[DO THIS] Copy out these lines word for word, from the line with "413, 997, 421]" to the line with "93, 897, 107]", and only those.
↓↓↓
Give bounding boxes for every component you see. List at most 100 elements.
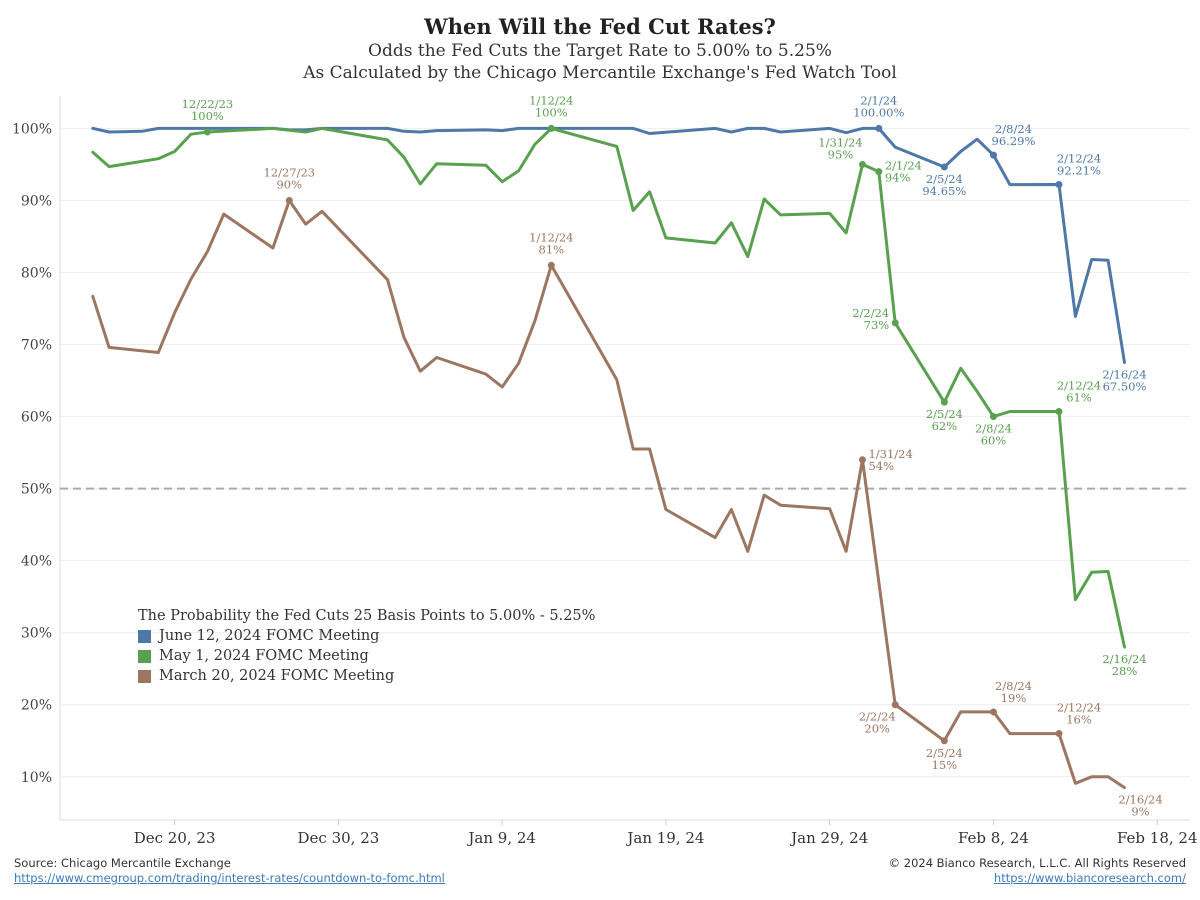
data-point-marker	[989, 413, 997, 421]
y-tick-label: 60%	[21, 410, 52, 426]
data-label-line: 96.29%	[992, 134, 1036, 148]
data-label-line: 54%	[868, 459, 894, 473]
data-point-marker	[875, 168, 883, 176]
copyright-text: © 2024 Bianco Research, L.L.C. All Right…	[888, 856, 1186, 870]
data-label-line: 15%	[932, 758, 958, 772]
data-label-line: 2/8/24	[995, 679, 1032, 693]
data-label-line: 2/16/24	[1102, 368, 1146, 382]
data-label-line: 2/2/24	[852, 306, 889, 320]
data-label: 2/8/24 60%	[975, 422, 1012, 448]
legend-swatch-may	[138, 649, 151, 663]
data-label-line: 2/1/24	[860, 93, 897, 107]
data-label: 1/12/24 100%	[529, 93, 573, 119]
x-tick-label: Jan 29, 24	[789, 829, 868, 847]
data-point-marker	[547, 261, 555, 269]
data-point-marker	[1055, 181, 1063, 189]
series-line-june-2024	[91, 126, 1126, 364]
data-label: 2/1/24 94%	[885, 159, 922, 185]
y-tick-label: 90%	[21, 193, 52, 209]
y-tick-label: 30%	[21, 626, 52, 642]
source-text: Source: Chicago Mercantile Exchange	[14, 856, 231, 870]
data-label: 2/16/24 67.50%	[1102, 368, 1146, 394]
data-label-line: 1/12/24	[529, 93, 573, 107]
data-label-line: 2/8/24	[975, 422, 1012, 436]
y-tick-label: 20%	[21, 698, 52, 714]
data-label-line: 2/1/24	[885, 159, 922, 173]
data-point-marker	[940, 398, 948, 406]
data-label-line: 81%	[539, 242, 565, 256]
data-label: 2/2/24 20%	[859, 710, 896, 736]
data-label: 2/16/24 9%	[1118, 793, 1162, 819]
data-label-line: 95%	[828, 147, 854, 161]
data-label-line: 2/12/24	[1057, 701, 1101, 715]
data-label-line: 62%	[932, 419, 958, 433]
data-label-line: 28%	[1112, 664, 1138, 678]
chart-title: When Will the Fed Cut Rates?	[424, 14, 776, 39]
data-label-line: 94%	[885, 171, 911, 185]
data-label-line: 2/8/24	[995, 122, 1032, 136]
data-label: 1/31/24 54%	[868, 447, 912, 473]
footer-source: Source: Chicago Mercantile Exchange http…	[14, 856, 445, 886]
y-tick-label: 70%	[21, 338, 52, 354]
data-point-marker	[940, 163, 948, 171]
data-point-marker	[989, 151, 997, 159]
source-link[interactable]: https://www.cmegroup.com/trading/interes…	[14, 871, 445, 885]
data-point-marker	[1055, 730, 1063, 738]
data-label-line: 2/2/24	[859, 710, 896, 724]
data-label: 2/8/24 19%	[995, 679, 1032, 705]
data-label-line: 2/5/24	[926, 172, 963, 186]
data-label: 2/12/24 61%	[1057, 379, 1101, 405]
data-label: 2/2/24 73%	[852, 306, 889, 332]
data-point-marker	[891, 319, 899, 327]
annotation-layer: 2/1/24 100.00%2/5/24 94.65%2/8/24 96.29%2/1…	[182, 93, 1163, 818]
y-tick-label: 80%	[21, 265, 52, 281]
legend-swatch-june	[138, 629, 151, 643]
y-tick-label: 50%	[21, 482, 52, 498]
data-label-line: 2/12/24	[1057, 379, 1101, 393]
data-label-line: 92.21%	[1057, 164, 1101, 178]
axis-layer: 10% 20% 30% 40% 50% 60% 70% 80% 90% 100% Dec 20, 2…	[12, 121, 1198, 847]
data-label: 12/22/23 100%	[182, 97, 234, 123]
data-label: 2/1/24 100.00%	[853, 93, 904, 119]
y-tick-label: 40%	[21, 554, 52, 570]
data-label-line: 90%	[276, 177, 302, 191]
legend-item-june: June 12, 2024 FOMC Meeting	[138, 626, 595, 646]
data-label-line: 9%	[1131, 805, 1149, 819]
data-label-line: 61%	[1066, 391, 1092, 405]
data-label-line: 2/5/24	[926, 407, 963, 421]
data-point-marker	[1055, 408, 1063, 416]
x-tick-label: Jan 9, 24	[466, 829, 536, 847]
data-point-marker	[203, 128, 211, 136]
data-label-line: 94.65%	[922, 184, 966, 198]
data-point-marker	[285, 196, 293, 204]
data-label: 2/8/24 96.29%	[992, 122, 1036, 148]
title-block: When Will the Fed Cut Rates? Odds the Fe…	[0, 14, 1200, 84]
legend: The Probability the Fed Cuts 25 Basis Po…	[138, 606, 595, 686]
x-tick-label: Feb 18, 24	[1117, 829, 1198, 847]
data-label-line: 100%	[191, 109, 224, 123]
data-point-marker	[940, 737, 948, 745]
legend-label-may: May 1, 2024 FOMC Meeting	[159, 648, 369, 664]
grid-layer	[59, 96, 1190, 821]
data-label-line: 2/5/24	[926, 746, 963, 760]
data-label-line: 2/16/24	[1118, 793, 1162, 807]
y-tick-label: 100%	[12, 121, 52, 137]
data-label-line: 2/16/24	[1102, 652, 1146, 666]
copyright-link[interactable]: https://www.biancoresearch.com/	[993, 871, 1186, 885]
data-point-marker	[858, 160, 866, 168]
data-label: 1/12/24 81%	[529, 230, 573, 256]
data-label-line: 12/22/23	[182, 97, 234, 111]
y-tick-label: 10%	[21, 770, 52, 786]
data-label-line: 1/31/24	[818, 135, 862, 149]
data-label: 2/5/24 15%	[926, 746, 963, 772]
chart-subtitle-2: As Calculated by the Chicago Mercantile …	[303, 63, 897, 83]
data-label: 12/27/23 90%	[263, 165, 315, 191]
data-point-marker	[858, 456, 866, 464]
data-label-line: 73%	[864, 318, 890, 332]
data-label: 2/12/24 16%	[1057, 701, 1101, 727]
data-label-line: 100.00%	[853, 105, 904, 119]
x-tick-label: Feb 8, 24	[958, 829, 1029, 847]
data-label-line: 19%	[1001, 691, 1027, 705]
legend-item-march: March 20, 2024 FOMC Meeting	[138, 666, 595, 686]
↑↑↑
[ANSWER TO THE PROBLEM]
data-point-marker	[989, 413, 997, 421]
y-tick-label: 60%	[21, 410, 52, 426]
data-label-line: 96.29%	[992, 134, 1036, 148]
data-label-line: 54%	[868, 459, 894, 473]
data-point-marker	[875, 168, 883, 176]
copyright-text: © 2024 Bianco Research, L.L.C. All Right…	[888, 856, 1186, 870]
data-label-line: 15%	[932, 758, 958, 772]
data-label-line: 2/8/24	[995, 679, 1032, 693]
data-label-line: 2/16/24	[1102, 368, 1146, 382]
data-label-line: 2/2/24	[852, 306, 889, 320]
data-label: 2/8/24 60%	[975, 422, 1012, 448]
legend-swatch-may	[138, 649, 151, 663]
data-label-line: 2/1/24	[860, 93, 897, 107]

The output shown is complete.